[Problem] Lines containing the word "ROSARIO" need to be counted. Please reply with how many there are, and nothing else.

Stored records
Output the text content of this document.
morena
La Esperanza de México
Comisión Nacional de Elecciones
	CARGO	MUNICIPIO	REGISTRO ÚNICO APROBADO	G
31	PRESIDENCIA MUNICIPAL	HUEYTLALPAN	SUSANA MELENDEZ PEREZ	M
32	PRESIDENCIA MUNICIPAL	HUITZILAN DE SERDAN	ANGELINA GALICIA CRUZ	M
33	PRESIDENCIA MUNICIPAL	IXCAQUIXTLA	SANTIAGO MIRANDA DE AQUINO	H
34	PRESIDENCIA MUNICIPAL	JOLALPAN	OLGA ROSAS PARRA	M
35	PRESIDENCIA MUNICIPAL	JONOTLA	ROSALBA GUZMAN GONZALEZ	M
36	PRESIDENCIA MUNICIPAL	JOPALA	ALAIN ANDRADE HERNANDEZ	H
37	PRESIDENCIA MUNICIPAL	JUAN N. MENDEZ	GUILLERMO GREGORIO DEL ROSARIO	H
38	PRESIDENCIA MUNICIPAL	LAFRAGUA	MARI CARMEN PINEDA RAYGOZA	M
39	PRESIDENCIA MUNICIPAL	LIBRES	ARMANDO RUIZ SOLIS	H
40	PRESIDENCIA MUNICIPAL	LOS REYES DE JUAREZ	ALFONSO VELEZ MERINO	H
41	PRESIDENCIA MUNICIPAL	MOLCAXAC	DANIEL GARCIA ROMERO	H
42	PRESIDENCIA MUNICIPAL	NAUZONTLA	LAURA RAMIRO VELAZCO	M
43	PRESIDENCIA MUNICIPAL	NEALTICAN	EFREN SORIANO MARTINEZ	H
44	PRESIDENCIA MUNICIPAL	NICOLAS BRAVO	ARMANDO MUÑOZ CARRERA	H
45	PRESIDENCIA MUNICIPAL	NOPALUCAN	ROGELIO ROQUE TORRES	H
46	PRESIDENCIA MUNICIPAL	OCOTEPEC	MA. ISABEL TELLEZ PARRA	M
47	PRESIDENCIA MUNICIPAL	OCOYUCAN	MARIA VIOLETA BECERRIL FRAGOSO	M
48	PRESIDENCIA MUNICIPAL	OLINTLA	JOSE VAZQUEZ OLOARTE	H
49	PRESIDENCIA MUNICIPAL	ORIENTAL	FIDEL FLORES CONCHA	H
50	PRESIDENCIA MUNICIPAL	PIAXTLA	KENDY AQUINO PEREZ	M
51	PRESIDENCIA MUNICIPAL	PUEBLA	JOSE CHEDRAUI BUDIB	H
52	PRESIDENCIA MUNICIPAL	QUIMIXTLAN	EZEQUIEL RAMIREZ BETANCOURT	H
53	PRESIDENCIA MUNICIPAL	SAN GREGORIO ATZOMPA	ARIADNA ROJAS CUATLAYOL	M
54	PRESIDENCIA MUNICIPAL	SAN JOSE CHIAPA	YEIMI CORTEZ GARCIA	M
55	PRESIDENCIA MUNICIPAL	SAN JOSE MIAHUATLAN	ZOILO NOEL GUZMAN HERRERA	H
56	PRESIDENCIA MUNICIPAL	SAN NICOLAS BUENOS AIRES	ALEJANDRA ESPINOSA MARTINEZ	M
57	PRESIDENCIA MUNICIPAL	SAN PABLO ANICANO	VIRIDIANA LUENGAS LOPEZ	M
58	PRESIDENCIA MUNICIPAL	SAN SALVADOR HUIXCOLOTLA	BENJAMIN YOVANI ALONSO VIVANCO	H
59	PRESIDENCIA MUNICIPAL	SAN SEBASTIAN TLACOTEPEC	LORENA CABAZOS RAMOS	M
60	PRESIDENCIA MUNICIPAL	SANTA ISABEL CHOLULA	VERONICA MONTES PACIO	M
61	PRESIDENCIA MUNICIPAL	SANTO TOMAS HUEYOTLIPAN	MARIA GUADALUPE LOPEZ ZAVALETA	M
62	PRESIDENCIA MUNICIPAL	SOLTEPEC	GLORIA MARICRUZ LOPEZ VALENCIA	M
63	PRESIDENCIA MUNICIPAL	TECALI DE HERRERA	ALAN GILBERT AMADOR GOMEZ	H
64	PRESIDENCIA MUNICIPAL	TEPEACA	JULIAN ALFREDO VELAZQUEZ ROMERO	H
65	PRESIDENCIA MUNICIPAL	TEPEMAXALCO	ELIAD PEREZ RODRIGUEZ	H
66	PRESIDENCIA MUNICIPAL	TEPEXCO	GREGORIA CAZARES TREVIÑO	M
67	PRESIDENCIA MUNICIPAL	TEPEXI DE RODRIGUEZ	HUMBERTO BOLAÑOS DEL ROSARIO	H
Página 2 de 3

[Response to this exercise] 2